WRITTEN INSTRUCTION — Provide the count of lines that hold "this" and no other output.

GIVEN INFORMATION —
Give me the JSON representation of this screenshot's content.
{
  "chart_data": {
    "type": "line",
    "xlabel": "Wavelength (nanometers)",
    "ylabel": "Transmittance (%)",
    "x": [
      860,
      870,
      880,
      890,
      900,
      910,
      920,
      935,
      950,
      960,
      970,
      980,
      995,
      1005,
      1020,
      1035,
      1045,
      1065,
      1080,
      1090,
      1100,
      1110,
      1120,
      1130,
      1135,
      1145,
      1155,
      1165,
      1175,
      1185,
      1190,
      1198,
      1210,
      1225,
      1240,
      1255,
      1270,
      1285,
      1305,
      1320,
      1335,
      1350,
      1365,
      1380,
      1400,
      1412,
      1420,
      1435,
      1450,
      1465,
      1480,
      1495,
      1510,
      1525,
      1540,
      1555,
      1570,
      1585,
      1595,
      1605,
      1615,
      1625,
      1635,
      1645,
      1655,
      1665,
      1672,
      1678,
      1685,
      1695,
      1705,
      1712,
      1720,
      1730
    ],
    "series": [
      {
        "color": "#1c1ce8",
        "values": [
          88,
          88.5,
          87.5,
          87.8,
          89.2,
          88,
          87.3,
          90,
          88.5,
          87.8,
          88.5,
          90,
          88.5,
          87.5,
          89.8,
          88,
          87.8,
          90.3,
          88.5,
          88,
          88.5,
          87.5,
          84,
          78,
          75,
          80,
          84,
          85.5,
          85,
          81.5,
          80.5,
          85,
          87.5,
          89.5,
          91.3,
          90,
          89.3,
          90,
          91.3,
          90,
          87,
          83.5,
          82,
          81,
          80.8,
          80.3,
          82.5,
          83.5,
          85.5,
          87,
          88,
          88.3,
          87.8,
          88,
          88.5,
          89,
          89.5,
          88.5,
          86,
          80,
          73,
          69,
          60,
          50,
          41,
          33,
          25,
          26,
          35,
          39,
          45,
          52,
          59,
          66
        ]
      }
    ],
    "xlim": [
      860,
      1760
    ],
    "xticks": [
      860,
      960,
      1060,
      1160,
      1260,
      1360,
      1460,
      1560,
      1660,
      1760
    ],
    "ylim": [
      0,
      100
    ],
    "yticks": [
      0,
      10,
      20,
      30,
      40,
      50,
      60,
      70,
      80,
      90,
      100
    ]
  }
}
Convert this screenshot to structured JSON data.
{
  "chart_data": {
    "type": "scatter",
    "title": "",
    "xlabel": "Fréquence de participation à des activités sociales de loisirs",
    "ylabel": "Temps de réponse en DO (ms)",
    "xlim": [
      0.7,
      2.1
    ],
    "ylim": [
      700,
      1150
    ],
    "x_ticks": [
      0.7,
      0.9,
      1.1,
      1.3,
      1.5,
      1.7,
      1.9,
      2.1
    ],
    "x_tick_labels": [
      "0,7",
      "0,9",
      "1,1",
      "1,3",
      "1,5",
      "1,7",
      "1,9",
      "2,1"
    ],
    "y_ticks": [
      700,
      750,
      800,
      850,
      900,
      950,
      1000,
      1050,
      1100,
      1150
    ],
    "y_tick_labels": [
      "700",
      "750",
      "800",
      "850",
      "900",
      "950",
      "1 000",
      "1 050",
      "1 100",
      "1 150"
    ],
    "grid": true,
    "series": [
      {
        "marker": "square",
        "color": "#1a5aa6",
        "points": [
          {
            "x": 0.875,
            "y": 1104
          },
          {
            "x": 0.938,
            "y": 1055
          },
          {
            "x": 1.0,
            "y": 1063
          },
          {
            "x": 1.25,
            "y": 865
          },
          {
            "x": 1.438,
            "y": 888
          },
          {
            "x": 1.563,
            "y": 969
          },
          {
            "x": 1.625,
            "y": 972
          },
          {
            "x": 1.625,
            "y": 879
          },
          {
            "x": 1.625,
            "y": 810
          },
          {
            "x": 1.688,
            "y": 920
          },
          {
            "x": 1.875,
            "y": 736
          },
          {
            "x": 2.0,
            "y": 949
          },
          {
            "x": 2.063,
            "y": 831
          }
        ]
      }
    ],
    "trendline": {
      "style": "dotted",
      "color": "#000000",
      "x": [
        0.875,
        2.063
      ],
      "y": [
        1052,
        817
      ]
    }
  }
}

COMPLETE ANSWER — 2